══ Given information ══

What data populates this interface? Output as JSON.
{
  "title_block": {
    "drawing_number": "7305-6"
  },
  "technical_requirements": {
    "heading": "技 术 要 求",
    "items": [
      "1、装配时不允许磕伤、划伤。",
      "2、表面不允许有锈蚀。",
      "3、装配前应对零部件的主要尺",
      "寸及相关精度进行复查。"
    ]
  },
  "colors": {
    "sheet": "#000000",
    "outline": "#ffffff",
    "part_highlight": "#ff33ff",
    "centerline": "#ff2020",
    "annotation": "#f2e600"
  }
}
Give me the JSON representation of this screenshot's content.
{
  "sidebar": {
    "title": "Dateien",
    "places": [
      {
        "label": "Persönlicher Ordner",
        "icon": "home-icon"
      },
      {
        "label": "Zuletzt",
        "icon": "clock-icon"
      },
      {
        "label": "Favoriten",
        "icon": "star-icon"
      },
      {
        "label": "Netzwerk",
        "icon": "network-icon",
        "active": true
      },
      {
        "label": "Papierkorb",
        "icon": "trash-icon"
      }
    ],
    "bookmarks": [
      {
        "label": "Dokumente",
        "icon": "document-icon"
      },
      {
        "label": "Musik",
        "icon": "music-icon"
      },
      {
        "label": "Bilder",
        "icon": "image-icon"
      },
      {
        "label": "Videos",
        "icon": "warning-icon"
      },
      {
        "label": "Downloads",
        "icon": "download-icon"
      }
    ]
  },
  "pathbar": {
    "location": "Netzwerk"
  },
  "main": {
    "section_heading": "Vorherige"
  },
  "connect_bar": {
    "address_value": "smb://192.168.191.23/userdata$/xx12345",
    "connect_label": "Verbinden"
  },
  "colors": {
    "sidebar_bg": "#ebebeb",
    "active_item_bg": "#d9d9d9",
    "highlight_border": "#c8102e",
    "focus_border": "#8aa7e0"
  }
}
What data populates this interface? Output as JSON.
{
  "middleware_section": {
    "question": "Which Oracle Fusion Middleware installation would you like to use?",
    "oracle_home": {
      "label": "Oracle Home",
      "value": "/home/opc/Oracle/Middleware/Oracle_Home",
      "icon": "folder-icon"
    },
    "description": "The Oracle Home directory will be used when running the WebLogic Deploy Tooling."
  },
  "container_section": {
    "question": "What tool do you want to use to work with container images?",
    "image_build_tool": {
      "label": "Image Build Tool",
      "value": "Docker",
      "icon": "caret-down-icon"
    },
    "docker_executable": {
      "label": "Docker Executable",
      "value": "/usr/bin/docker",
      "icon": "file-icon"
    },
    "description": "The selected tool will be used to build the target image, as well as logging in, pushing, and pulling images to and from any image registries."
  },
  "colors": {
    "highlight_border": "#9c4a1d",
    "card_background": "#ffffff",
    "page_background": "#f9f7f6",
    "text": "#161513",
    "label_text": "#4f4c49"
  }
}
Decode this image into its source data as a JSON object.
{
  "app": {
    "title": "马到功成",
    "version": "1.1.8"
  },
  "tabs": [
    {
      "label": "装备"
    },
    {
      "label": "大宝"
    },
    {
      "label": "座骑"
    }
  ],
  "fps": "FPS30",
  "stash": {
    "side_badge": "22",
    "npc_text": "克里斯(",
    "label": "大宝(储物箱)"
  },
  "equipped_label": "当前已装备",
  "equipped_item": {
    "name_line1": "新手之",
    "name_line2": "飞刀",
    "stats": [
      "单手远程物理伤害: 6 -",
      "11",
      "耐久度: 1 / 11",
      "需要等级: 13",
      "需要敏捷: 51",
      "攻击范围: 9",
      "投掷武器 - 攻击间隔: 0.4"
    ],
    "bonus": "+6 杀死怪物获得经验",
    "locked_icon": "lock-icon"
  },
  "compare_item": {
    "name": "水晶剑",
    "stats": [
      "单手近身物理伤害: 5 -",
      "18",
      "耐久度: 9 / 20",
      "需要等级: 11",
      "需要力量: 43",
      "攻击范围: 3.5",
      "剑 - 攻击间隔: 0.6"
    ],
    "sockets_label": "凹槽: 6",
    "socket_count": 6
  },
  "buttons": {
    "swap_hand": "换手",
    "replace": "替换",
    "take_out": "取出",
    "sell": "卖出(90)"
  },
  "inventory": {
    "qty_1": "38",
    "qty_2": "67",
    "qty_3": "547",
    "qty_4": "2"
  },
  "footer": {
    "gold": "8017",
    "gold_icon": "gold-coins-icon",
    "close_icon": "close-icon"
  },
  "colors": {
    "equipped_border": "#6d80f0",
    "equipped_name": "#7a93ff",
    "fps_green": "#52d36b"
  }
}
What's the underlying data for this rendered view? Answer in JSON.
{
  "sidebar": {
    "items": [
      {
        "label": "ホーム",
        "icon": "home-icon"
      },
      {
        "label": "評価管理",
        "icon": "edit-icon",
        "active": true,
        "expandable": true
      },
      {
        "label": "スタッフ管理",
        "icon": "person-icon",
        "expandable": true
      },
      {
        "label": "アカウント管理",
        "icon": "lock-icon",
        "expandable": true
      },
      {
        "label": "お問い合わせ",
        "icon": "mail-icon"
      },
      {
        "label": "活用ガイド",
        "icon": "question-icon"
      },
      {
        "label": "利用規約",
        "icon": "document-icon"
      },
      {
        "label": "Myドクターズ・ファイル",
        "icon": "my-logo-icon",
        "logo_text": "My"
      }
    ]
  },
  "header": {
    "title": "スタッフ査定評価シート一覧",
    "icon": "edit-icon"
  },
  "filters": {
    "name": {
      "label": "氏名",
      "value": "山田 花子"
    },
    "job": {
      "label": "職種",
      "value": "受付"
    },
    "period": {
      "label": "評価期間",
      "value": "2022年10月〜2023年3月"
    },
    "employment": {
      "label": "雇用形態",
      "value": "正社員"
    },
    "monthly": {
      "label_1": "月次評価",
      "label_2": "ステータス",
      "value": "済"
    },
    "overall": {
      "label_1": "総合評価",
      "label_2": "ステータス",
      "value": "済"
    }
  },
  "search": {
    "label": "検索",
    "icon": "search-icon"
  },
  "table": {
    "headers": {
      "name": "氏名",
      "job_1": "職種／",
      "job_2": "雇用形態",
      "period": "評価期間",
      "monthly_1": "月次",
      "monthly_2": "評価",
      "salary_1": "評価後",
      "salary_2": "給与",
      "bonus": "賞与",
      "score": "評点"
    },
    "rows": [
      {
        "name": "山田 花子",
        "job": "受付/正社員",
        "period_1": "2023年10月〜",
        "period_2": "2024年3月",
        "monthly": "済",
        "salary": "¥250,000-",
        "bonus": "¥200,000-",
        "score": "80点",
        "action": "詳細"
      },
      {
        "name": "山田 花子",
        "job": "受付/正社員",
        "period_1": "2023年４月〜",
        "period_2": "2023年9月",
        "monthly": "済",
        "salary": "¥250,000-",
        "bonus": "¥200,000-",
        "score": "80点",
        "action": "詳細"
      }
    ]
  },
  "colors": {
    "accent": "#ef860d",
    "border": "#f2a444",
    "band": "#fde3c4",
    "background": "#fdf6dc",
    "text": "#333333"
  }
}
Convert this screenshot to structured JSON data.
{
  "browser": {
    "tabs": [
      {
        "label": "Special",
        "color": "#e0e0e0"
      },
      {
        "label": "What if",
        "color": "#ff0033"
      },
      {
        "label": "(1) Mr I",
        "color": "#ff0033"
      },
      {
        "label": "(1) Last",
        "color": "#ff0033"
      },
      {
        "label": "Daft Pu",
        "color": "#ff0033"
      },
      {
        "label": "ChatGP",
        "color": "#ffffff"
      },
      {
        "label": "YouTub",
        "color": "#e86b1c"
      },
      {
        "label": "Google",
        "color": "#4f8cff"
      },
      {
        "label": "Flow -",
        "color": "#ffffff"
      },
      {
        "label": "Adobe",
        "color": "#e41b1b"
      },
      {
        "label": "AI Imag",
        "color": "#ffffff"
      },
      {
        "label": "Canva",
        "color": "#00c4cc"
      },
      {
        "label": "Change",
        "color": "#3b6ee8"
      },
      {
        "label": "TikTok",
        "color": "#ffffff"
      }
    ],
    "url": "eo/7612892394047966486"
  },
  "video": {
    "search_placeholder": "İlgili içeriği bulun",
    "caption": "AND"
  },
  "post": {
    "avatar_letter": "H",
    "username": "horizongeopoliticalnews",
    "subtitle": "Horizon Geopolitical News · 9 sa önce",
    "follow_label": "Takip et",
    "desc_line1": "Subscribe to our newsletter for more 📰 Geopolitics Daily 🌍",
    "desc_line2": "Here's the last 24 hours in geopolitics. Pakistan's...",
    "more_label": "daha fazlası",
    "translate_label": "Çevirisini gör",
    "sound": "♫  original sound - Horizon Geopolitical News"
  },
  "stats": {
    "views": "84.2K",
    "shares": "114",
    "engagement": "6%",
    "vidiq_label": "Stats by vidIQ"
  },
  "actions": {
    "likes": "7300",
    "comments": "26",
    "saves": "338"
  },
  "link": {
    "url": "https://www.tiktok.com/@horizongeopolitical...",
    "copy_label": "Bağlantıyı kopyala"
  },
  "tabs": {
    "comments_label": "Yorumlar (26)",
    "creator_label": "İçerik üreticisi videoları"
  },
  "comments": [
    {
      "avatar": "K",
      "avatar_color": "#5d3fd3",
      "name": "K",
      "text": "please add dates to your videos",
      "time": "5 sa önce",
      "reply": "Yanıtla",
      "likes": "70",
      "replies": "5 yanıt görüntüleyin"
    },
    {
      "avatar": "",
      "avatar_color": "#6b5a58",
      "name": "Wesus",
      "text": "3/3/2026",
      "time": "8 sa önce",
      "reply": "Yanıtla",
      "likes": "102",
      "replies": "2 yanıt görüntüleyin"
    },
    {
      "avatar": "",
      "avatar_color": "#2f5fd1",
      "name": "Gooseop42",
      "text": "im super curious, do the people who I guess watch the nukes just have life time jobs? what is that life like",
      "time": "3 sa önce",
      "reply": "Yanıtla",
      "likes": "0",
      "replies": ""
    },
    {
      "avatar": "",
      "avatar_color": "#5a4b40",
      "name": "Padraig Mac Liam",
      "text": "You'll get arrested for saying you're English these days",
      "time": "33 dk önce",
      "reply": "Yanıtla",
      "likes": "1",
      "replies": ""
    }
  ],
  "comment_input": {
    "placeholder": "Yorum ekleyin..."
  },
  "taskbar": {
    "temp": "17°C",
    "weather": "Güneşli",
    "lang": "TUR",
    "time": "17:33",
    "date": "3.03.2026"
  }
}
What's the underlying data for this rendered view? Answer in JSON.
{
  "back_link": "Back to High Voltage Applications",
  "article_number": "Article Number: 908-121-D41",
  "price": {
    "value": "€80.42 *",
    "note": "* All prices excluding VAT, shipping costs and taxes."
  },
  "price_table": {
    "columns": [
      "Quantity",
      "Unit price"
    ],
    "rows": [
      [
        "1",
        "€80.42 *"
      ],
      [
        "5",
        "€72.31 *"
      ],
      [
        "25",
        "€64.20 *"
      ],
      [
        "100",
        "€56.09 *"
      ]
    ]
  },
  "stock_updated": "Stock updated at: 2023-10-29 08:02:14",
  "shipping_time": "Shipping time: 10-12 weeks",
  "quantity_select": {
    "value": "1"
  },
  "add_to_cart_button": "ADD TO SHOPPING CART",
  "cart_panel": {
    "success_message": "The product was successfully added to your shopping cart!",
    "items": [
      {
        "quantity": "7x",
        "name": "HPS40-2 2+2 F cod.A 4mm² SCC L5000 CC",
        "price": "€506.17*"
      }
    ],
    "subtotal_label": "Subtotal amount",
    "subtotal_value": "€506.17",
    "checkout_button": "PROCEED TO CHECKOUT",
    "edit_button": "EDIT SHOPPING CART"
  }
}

═══

## Work instructions
Output nothing but the number of lines in the data containing the string "will".

## Problem solution
2